Source records:
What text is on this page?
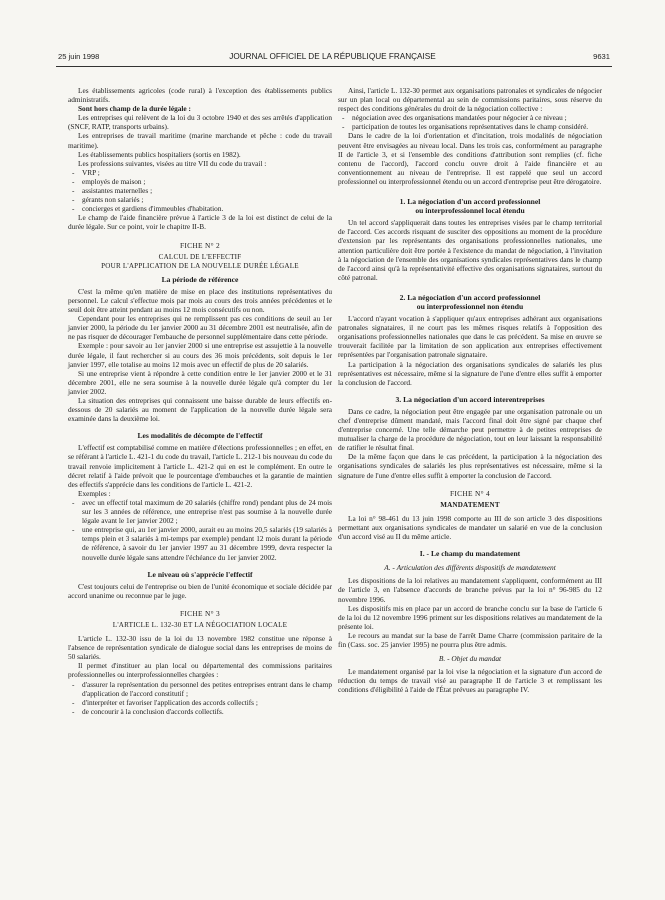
25 juin 1998	JOURNAL OFFICIEL DE LA RÉPUBLIQUE FRANÇAISE	9631

Les établissements agricoles (code rural) à l'exception des établissements publics administratifs.

Sont hors champ de la durée légale :

Les entreprises qui relèvent de la loi du 3 octobre 1940 et des ses arrêtés d'application (SNCF, RATP, transports urbains).

Les entreprises de travail maritime (marine marchande et pêche : code du travail maritime).

Les établissements publics hospitaliers (sortis en 1982).

Les professions suivantes, visées au titre VII du code du travail :

- VRP ;

- employés de maison ;

- assistantes maternelles ;

- gérants non salariés ;

- concierges et gardiens d'immeubles d'habitation.

Le champ de l'aide financière prévue à l'article 3 de la loi est distinct de celui de la durée légale. Sur ce point, voir le chapitre II-B.

FICHE N° 2
CALCUL DE L'EFFECTIF
POUR L'APPLICATION DE LA NOUVELLE DURÉE LÉGALE
La période de référence

C'est la même qu'en matière de mise en place des institutions représentatives du personnel. Le calcul s'effectue mois par mois au cours des trois années précédentes et le seuil doit être atteint pendant au moins 12 mois consécutifs ou non.

Cependant pour les entreprises qui ne remplissent pas ces conditions de seuil au 1er janvier 2000, la période du 1er janvier 2000 au 31 décembre 2001 est neutralisée, afin de ne pas risquer de décourager l'embauche de personnel supplémentaire dans cette période.

Exemple : pour savoir au 1er janvier 2000 si une entreprise est assujettie à la nouvelle durée légale, il faut rechercher si au cours des 36 mois précédents, soit depuis le 1er janvier 1997, elle totalise au moins 12 mois avec un effectif de plus de 20 salariés.

Si une entreprise vient à répondre à cette condition entre le 1er janvier 2000 et le 31 décembre 2001, elle ne sera soumise à la nouvelle durée légale qu'à compter du 1er janvier 2002.

La situation des entreprises qui connaissent une baisse durable de leurs effectifs en-dessous de 20 salariés au moment de l'application de la nouvelle durée légale sera examinée dans la deuxième loi.

Les modalités de décompte de l'effectif

L'effectif est comptabilisé comme en matière d'élections professionnelles ; en effet, en se référant à l'article L. 421-1 du code du travail, l'article L. 212-1 bis nouveau du code du travail renvoie implicitement à l'article L. 421-2 qui en est le complément. En outre le décret relatif à l'aide prévoit que le pourcentage d'embauches et la garantie de maintien des effectifs s'apprécie dans les conditions de l'article L. 421-2.

Exemples :

- avec un effectif total maximum de 20 salariés (chiffre rond) pendant plus de 24 mois sur les 3 années de référence, une entreprise n'est pas soumise à la nouvelle durée légale avant le 1er janvier 2002 ;

- une entreprise qui, au 1er janvier 2000, aurait eu au moins 20,5 salariés (19 salariés à temps plein et 3 salariés à mi-temps par exemple) pendant 12 mois durant la période de référence, à savoir du 1er janvier 1997 au 31 décembre 1999, devra respecter la nouvelle durée légale sans attendre l'échéance du 1er janvier 2002.

Le niveau où s'apprécie l'effectif

C'est toujours celui de l'entreprise ou bien de l'unité économique et sociale décidée par accord unanime ou reconnue par le juge.

FICHE N° 3
L'ARTICLE L. 132-30 ET LA NÉGOCIATION LOCALE

L'article L. 132-30 issu de la loi du 13 novembre 1982 constitue une réponse à l'absence de représentation syndicale de dialogue social dans les entreprises de moins de 50 salariés.

Il permet d'instituer au plan local ou départemental des commissions paritaires professionnelles ou interprofessionnelles chargées :

- d'assurer la représentation du personnel des petites entreprises entrant dans le champ d'application de l'accord constitutif ;

- d'interpréter et favoriser l'application des accords collectifs ;

- de concourir à la conclusion d'accords collectifs.

Ainsi, l'article L. 132-30 permet aux organisations patronales et syndicales de négocier sur un plan local ou départemental au sein de commissions paritaires, sous réserve du respect des conditions générales du droit de la négociation collective :

- négociation avec des organisations mandatées pour négocier à ce niveau ;

- participation de toutes les organisations représentatives dans le champ considéré.

Dans le cadre de la loi d'orientation et d'incitation, trois modalités de négociation peuvent être envisagées au niveau local. Dans les trois cas, conformément au paragraphe II de l'article 3, et si l'ensemble des conditions d'attribution sont remplies (cf. fiche contenu de l'accord), l'accord conclu ouvre droit à l'aide financière et au conventionnement au niveau de l'entreprise. Il est rappelé que seul un accord professionnel ou interprofessionnel étendu ou un accord d'entreprise peut être dérogatoire.

1. La négociation d'un accord professionnel
ou interprofessionnel local étendu

Un tel accord s'appliquerait dans toutes les entreprises visées par le champ territorial de l'accord. Ces accords risquant de susciter des oppositions au moment de la procédure d'extension par les représentants des organisations professionnelles nationales, une attention particulière doit être portée à l'existence du mandat de négociation, à l'invitation à la négociation de l'ensemble des organisations syndicales représentatives dans le champ de l'accord ainsi qu'à la représentativité effective des organisations signataires, surtout du côté patronal.

2. La négociation d'un accord professionnel
ou interprofessionnel non étendu

L'accord n'ayant vocation à s'appliquer qu'aux entreprises adhérant aux organisations patronales signataires, il ne court pas les mêmes risques relatifs à l'opposition des organisations professionnelles nationales que dans le cas précédent. Sa mise en œuvre se trouverait facilitée par la limitation de son application aux entreprises effectivement représentées par l'organisation patronale signataire.

La participation à la négociation des organisations syndicales de salariés les plus représentatives est nécessaire, même si la signature de l'une d'entre elles suffit à emporter la conclusion de l'accord.

3. La négociation d'un accord interentreprises

Dans ce cadre, la négociation peut être engagée par une organisation patronale ou un chef d'entreprise dûment mandaté, mais l'accord final doit être signé par chaque chef d'entreprise concerné. Une telle démarche peut permettre à de petites entreprises de mutualiser la charge de la procédure de négociation, tout en leur laissant la responsabilité de ratifier le résultat final.

De la même façon que dans le cas précédent, la participation à la négociation des organisations syndicales de salariés les plus représentatives est nécessaire, même si la signature de l'une d'entre elles suffit à emporter la conclusion de l'accord.

FICHE N° 4
MANDATEMENT

La loi n° 98-461 du 13 juin 1998 comporte au III de son article 3 des dispositions permettant aux organisations syndicales de mandater un salarié en vue de la conclusion d'un accord visé au II du même article.

I. - Le champ du mandatement
A. - Articulation des différents dispositifs de mandatement

Les dispositions de la loi relatives au mandatement s'appliquent, conformément au III de l'article 3, en l'absence d'accords de branche prévus par la loi n° 96-985 du 12 novembre 1996.

Les dispositifs mis en place par un accord de branche conclu sur la base de l'article 6 de la loi du 12 novembre 1996 priment sur les dispositions relatives au mandatement de la présente loi.

Le recours au mandat sur la base de l'arrêt Dame Charre (commission paritaire de la fin (Cass. soc. 25 janvier 1995) ne pourra plus être admis.

B. - Objet du mandat

Le mandatement organisé par la loi vise la négociation et la signature d'un accord de réduction du temps de travail visé au paragraphe II de l'article 3 et remplissant les conditions d'éligibilité à l'aide de l'État prévues au paragraphe IV.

Written exercise
Filter lines by "cette" and return each hit.

Response to this exercise
Cependant pour les entreprises qui ne remplissent pas ces conditions de seuil au 1er janvier 2000, la période du 1er janvier 2000 au 31 décembre 2001 est neutralisée, afin de ne pas risquer de décourager l'embauche de personnel supplémentaire dans cette période.
Si une entreprise vient à répondre à cette condition entre le 1er janvier 2000 et le 31 décembre 2001, elle ne sera soumise à la nouvelle durée légale qu'à compter du 1er janvier 2002.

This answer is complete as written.